• _MATERIAL SUPPLIED_
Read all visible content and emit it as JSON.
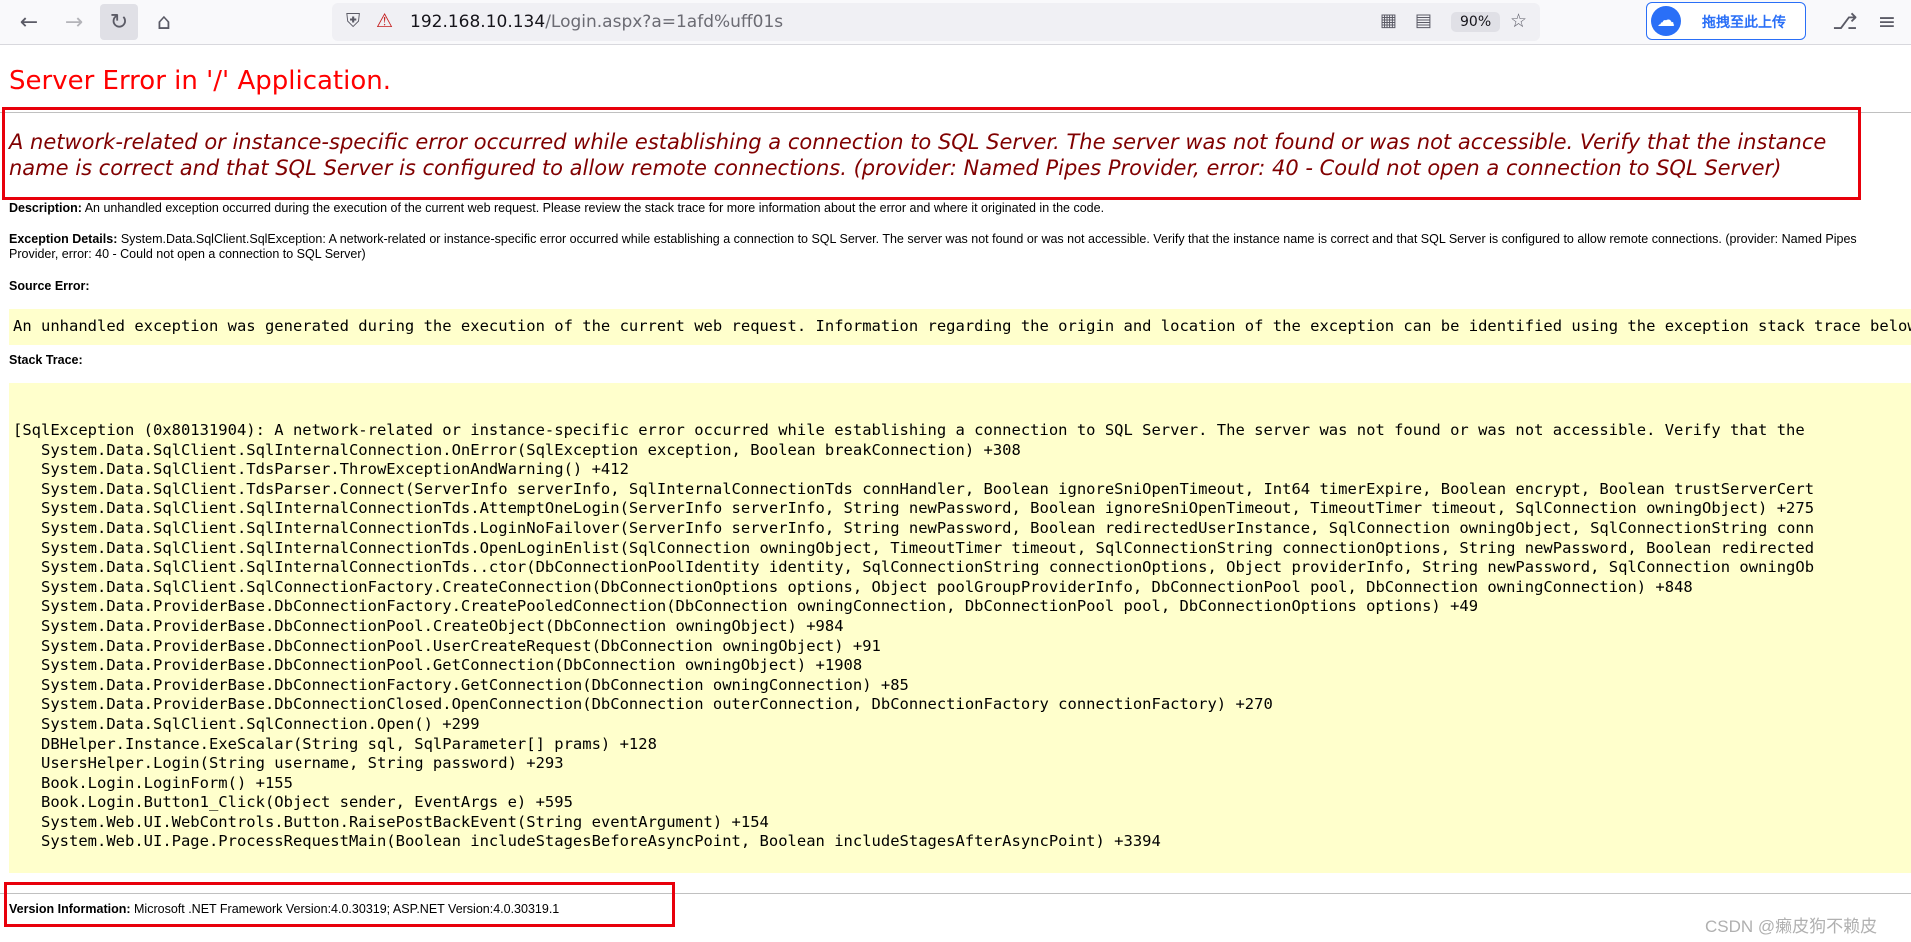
{
  "browser": {
    "url_host": "192.168.10.134",
    "url_path": "/Login.aspx?a=1afd%uff01s",
    "zoom": "90%",
    "extension_label": "拖拽至此上传"
  },
  "page": {
    "heading": "Server Error in '/' Application.",
    "error_message": "A network-related or instance-specific error occurred while establishing a connection to SQL Server. The server was not found or was not accessible. Verify that the instance name is correct and that SQL Server is configured to allow remote connections. (provider: Named Pipes Provider, error: 40 - Could not open a connection to SQL Server)",
    "description_label": "Description:",
    "description_text": " An unhandled exception occurred during the execution of the current web request. Please review the stack trace for more information about the error and where it originated in the code.",
    "exception_label": "Exception Details:",
    "exception_text": " System.Data.SqlClient.SqlException: A network-related or instance-specific error occurred while establishing a connection to SQL Server. The server was not found or was not accessible. Verify that the instance name is correct and that SQL Server is configured to allow remote connections. (provider: Named Pipes Provider, error: 40 - Could not open a connection to SQL Server)",
    "source_error_label": "Source Error:",
    "source_error_text": "An unhandled exception was generated during the execution of the current web request. Information regarding the origin and location of the exception can be identified using the exception stack trace below.",
    "stack_trace_label": "Stack Trace:",
    "stack_trace": [
      "[SqlException (0x80131904): A network-related or instance-specific error occurred while establishing a connection to SQL Server. The server was not found or was not accessible. Verify that the",
      "System.Data.SqlClient.SqlInternalConnection.OnError(SqlException exception, Boolean breakConnection) +308",
      "System.Data.SqlClient.TdsParser.ThrowExceptionAndWarning() +412",
      "System.Data.SqlClient.TdsParser.Connect(ServerInfo serverInfo, SqlInternalConnectionTds connHandler, Boolean ignoreSniOpenTimeout, Int64 timerExpire, Boolean encrypt, Boolean trustServerCert",
      "System.Data.SqlClient.SqlInternalConnectionTds.AttemptOneLogin(ServerInfo serverInfo, String newPassword, Boolean ignoreSniOpenTimeout, TimeoutTimer timeout, SqlConnection owningObject) +275",
      "System.Data.SqlClient.SqlInternalConnectionTds.LoginNoFailover(ServerInfo serverInfo, String newPassword, Boolean redirectedUserInstance, SqlConnection owningObject, SqlConnectionString conn",
      "System.Data.SqlClient.SqlInternalConnectionTds.OpenLoginEnlist(SqlConnection owningObject, TimeoutTimer timeout, SqlConnectionString connectionOptions, String newPassword, Boolean redirected",
      "System.Data.SqlClient.SqlInternalConnectionTds..ctor(DbConnectionPoolIdentity identity, SqlConnectionString connectionOptions, Object providerInfo, String newPassword, SqlConnection owningOb",
      "System.Data.SqlClient.SqlConnectionFactory.CreateConnection(DbConnectionOptions options, Object poolGroupProviderInfo, DbConnectionPool pool, DbConnection owningConnection) +848",
      "System.Data.ProviderBase.DbConnectionFactory.CreatePooledConnection(DbConnection owningConnection, DbConnectionPool pool, DbConnectionOptions options) +49",
      "System.Data.ProviderBase.DbConnectionPool.CreateObject(DbConnection owningObject) +984",
      "System.Data.ProviderBase.DbConnectionPool.UserCreateRequest(DbConnection owningObject) +91",
      "System.Data.ProviderBase.DbConnectionPool.GetConnection(DbConnection owningObject) +1908",
      "System.Data.ProviderBase.DbConnectionFactory.GetConnection(DbConnection owningConnection) +85",
      "System.Data.ProviderBase.DbConnectionClosed.OpenConnection(DbConnection outerConnection, DbConnectionFactory connectionFactory) +270",
      "System.Data.SqlClient.SqlConnection.Open() +299",
      "DBHelper.Instance.ExeScalar(String sql, SqlParameter[] prams) +128",
      "UsersHelper.Login(String username, String password) +293",
      "Book.Login.LoginForm() +155",
      "Book.Login.Button1_Click(Object sender, EventArgs e) +595",
      "System.Web.UI.WebControls.Button.RaisePostBackEvent(String eventArgument) +154",
      "System.Web.UI.Page.ProcessRequestMain(Boolean includeStagesBeforeAsyncPoint, Boolean includeStagesAfterAsyncPoint) +3394"
    ],
    "version_label": "Version Information:",
    "version_text": " Microsoft .NET Framework Version:4.0.30319; ASP.NET Version:4.0.30319.1"
  },
  "watermark": "CSDN @癞皮狗不赖皮",
  "colors": {
    "heading": "#ff0000",
    "error_message": "#800000",
    "code_background": "#ffffcc",
    "highlight_box": "#e8000b",
    "extension_accent": "#2a6ff7"
  },
  "icons": {
    "back": "arrow-left-icon",
    "forward": "arrow-right-icon",
    "reload": "reload-icon",
    "home": "home-icon",
    "tracking_protection": "shield-icon",
    "connection": "insecure-lock-icon",
    "qr": "qr-code-icon",
    "reader": "reader-view-icon",
    "bookmark": "star-icon",
    "extensions": "puzzle-icon",
    "menu": "hamburger-menu-icon"
  }
}
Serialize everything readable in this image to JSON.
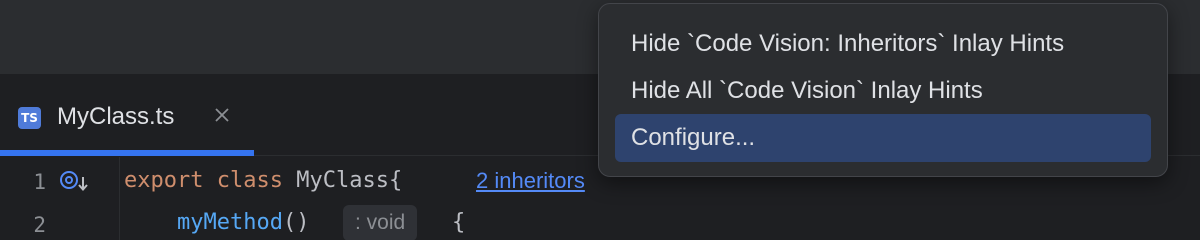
{
  "tab": {
    "icon_text": "TS",
    "title": "MyClass.ts",
    "close_icon": "close-icon"
  },
  "editor": {
    "lines": [
      {
        "number": "1",
        "keyword_export": "export",
        "keyword_class": "class",
        "class_name": "MyClass",
        "open_brace": "{",
        "inheritors_link": "2 inheritors"
      },
      {
        "number": "2",
        "method_name": "myMethod",
        "parens": "()",
        "type_hint": ": void",
        "open_brace": "{"
      }
    ],
    "gutter_icon": "implemented-icon"
  },
  "context_menu": {
    "items": [
      {
        "label": "Hide `Code Vision: Inheritors` Inlay Hints",
        "selected": false
      },
      {
        "label": "Hide All `Code Vision` Inlay Hints",
        "selected": false
      },
      {
        "label": "Configure...",
        "selected": true
      }
    ]
  },
  "colors": {
    "background": "#1e1f22",
    "panel": "#2b2d30",
    "accent": "#3574f0",
    "selection": "#2e436e",
    "keyword": "#cf8e6d",
    "function": "#56a8f5",
    "link": "#548af7"
  }
}
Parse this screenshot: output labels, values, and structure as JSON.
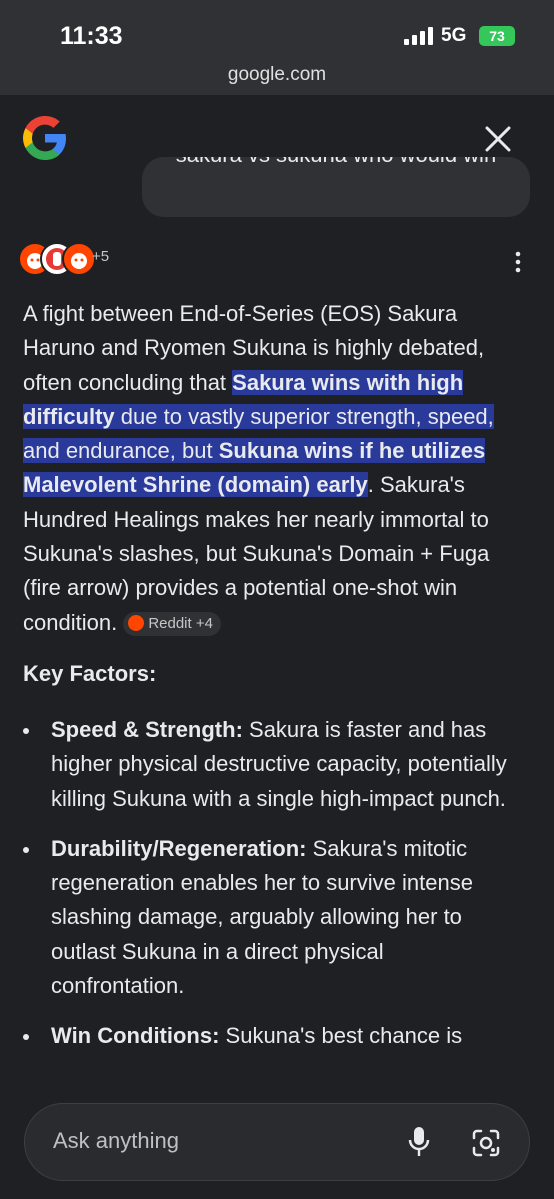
{
  "status": {
    "time": "11:33",
    "network": "5G",
    "battery": "73"
  },
  "browser": {
    "url": "google.com"
  },
  "query": "sakura vs sukuna who would win",
  "sources": {
    "more": "+5"
  },
  "answer": {
    "p1": "A fight between End-of-Series (EOS) Sakura Haruno and Ryomen Sukuna is highly debated, often concluding that ",
    "h1_bold": "Sakura wins with high difficulty",
    "h1_rest": " due to vastly superior strength, speed, and endurance, but ",
    "h2_bold": "Sukuna wins if he utilizes Malevolent Shrine (domain) early",
    "p2": ". Sakura's Hundred Healings makes her nearly immortal to Sukuna's slashes, but Sukuna's Domain + Fuga (fire arrow) provides a potential one-shot win condition.",
    "chip": "Reddit +4"
  },
  "key_factors": {
    "title": "Key Factors:",
    "items": [
      {
        "label": "Speed & Strength:",
        "text": " Sakura is faster and has higher physical destructive capacity, potentially killing Sukuna with a single high-impact punch."
      },
      {
        "label": "Durability/Regeneration:",
        "text": " Sakura's mitotic regeneration enables her to survive intense slashing damage, arguably allowing her to outlast Sukuna in a direct physical confrontation."
      },
      {
        "label": "Win Conditions:",
        "text": " Sukuna's best chance is"
      }
    ]
  },
  "ask": {
    "placeholder": "Ask anything"
  },
  "colors": {
    "background": "#1f2023",
    "highlight": "#2a3a9a",
    "reddit": "#ff4500",
    "battery": "#34c759"
  }
}
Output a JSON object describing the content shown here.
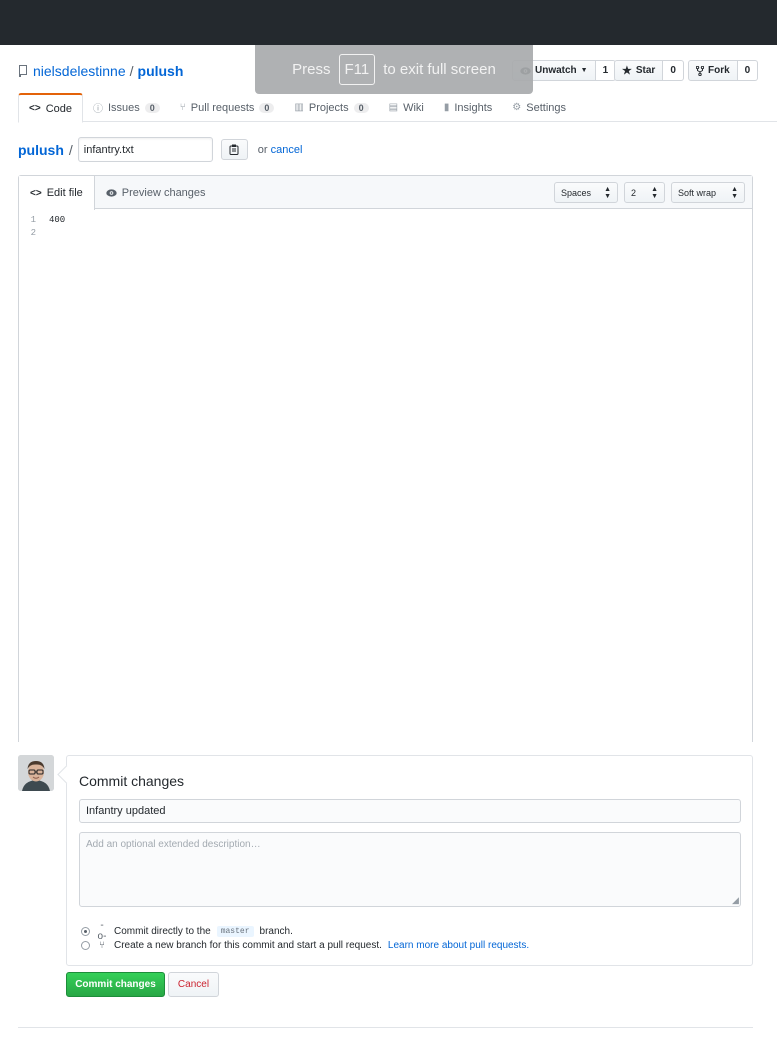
{
  "repo": {
    "owner": "nielsdelestinne",
    "separator": "/",
    "name": "pulush",
    "icon": "repo-icon"
  },
  "actions": {
    "watch": {
      "label": "Unwatch",
      "icon": "eye-icon",
      "count": "1"
    },
    "star": {
      "label": "Star",
      "icon": "star-icon",
      "count": "0"
    },
    "fork": {
      "label": "Fork",
      "icon": "repo-forked-icon",
      "count": "0"
    }
  },
  "fullscreen_overlay": {
    "prefix": "Press",
    "key": "F11",
    "suffix": "to exit full screen"
  },
  "tabs": [
    {
      "label": "Code",
      "icon": "code-icon",
      "selected": true
    },
    {
      "label": "Issues",
      "icon": "issue-opened-icon",
      "count": "0"
    },
    {
      "label": "Pull requests",
      "icon": "git-pull-request-icon",
      "count": "0"
    },
    {
      "label": "Projects",
      "icon": "project-icon",
      "count": "0"
    },
    {
      "label": "Wiki",
      "icon": "book-icon"
    },
    {
      "label": "Insights",
      "icon": "graph-icon"
    },
    {
      "label": "Settings",
      "icon": "gear-icon"
    }
  ],
  "path": {
    "repo": "pulush",
    "separator": "/",
    "filename": "infantry.txt",
    "or_text": "or",
    "cancel_link": "cancel"
  },
  "editor": {
    "tabs": [
      {
        "label": "Edit file",
        "icon": "code-icon",
        "selected": true
      },
      {
        "label": "Preview changes",
        "icon": "eye-icon"
      }
    ],
    "indent_mode": "Spaces",
    "indent_size": "2",
    "wrap_mode": "Soft wrap",
    "lines": [
      {
        "number": "1",
        "text": "400"
      },
      {
        "number": "2",
        "text": ""
      }
    ]
  },
  "commit": {
    "title": "Commit changes",
    "summary_value": "Infantry updated",
    "description_placeholder": "Add an optional extended description…",
    "option_direct": {
      "prefix": "Commit directly to the",
      "branch": "master",
      "suffix": "branch.",
      "checked": true
    },
    "option_new_branch": {
      "text_bold": "Create a new branch",
      "text_rest": "for this commit and start a pull request.",
      "link": "Learn more about pull requests.",
      "checked": false
    },
    "submit_label": "Commit changes",
    "cancel_label": "Cancel"
  },
  "colors": {
    "header_bg": "#24292e",
    "link": "#0366d6",
    "primary_button": "#28a745",
    "cancel_text": "#cb2431",
    "selected_tab_accent": "#e36209"
  }
}
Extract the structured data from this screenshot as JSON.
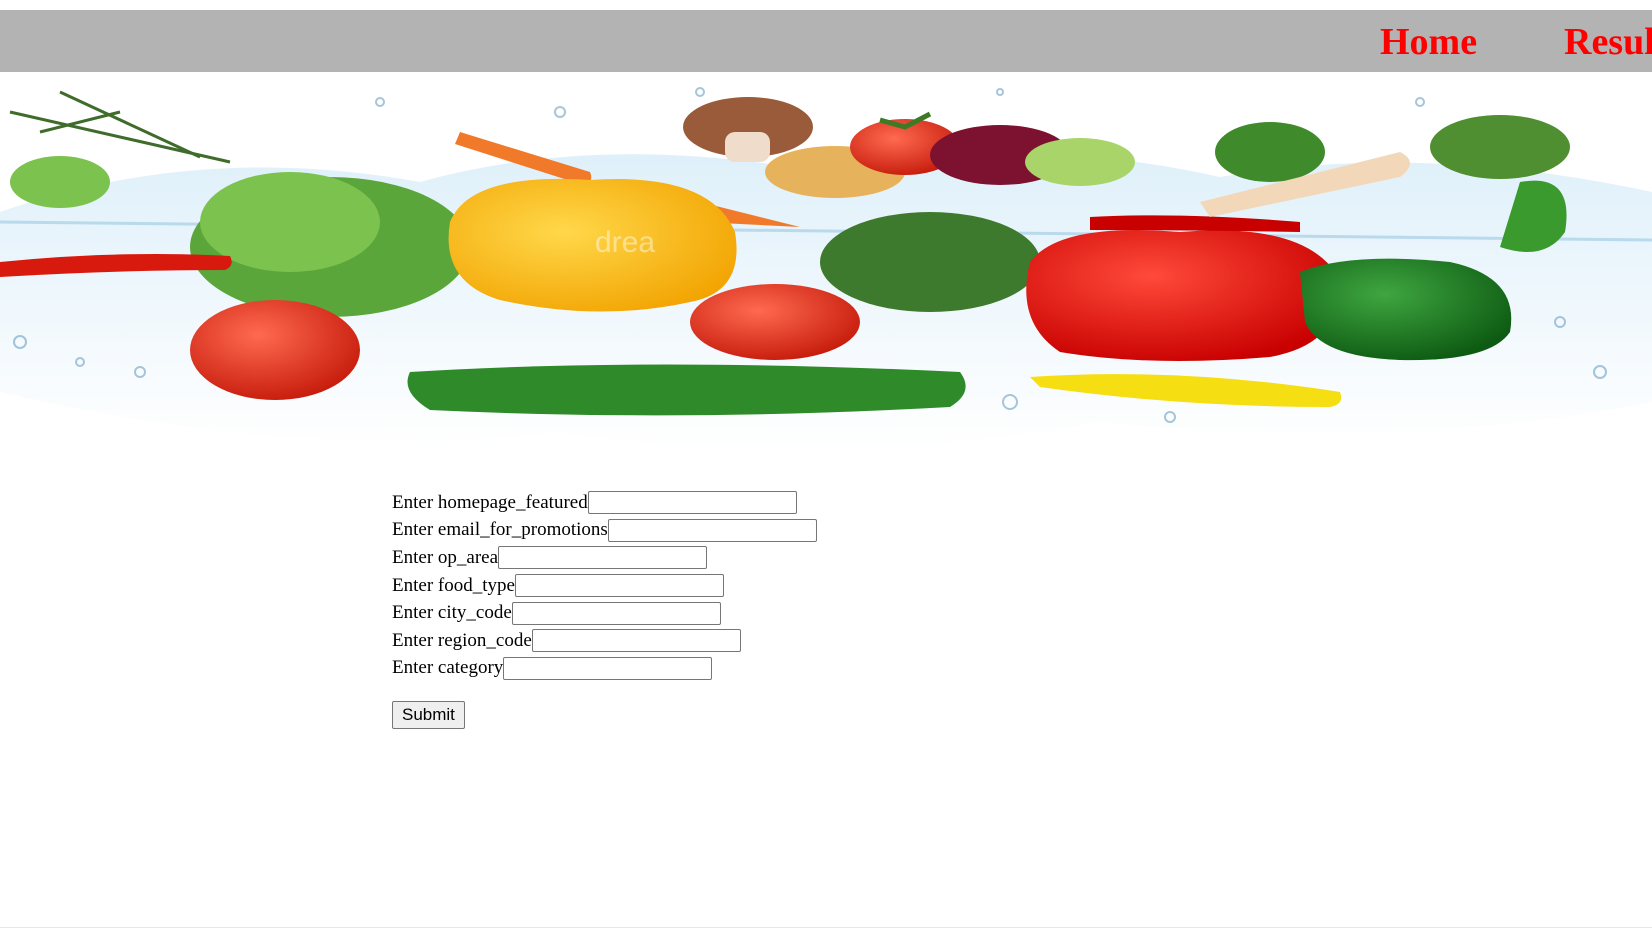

• _EXERCISE GOAL_
Only lines with "this" are wanted here; list each of them.

• _FINISHED EXERCISE_
Serialize everything readable in this image to JSON.
Parse this screenshot: output labels, values, and structure as JSON.
      "text_rest": "for this commit and start a pull request.",
Extract the structured data from this screenshot as JSON.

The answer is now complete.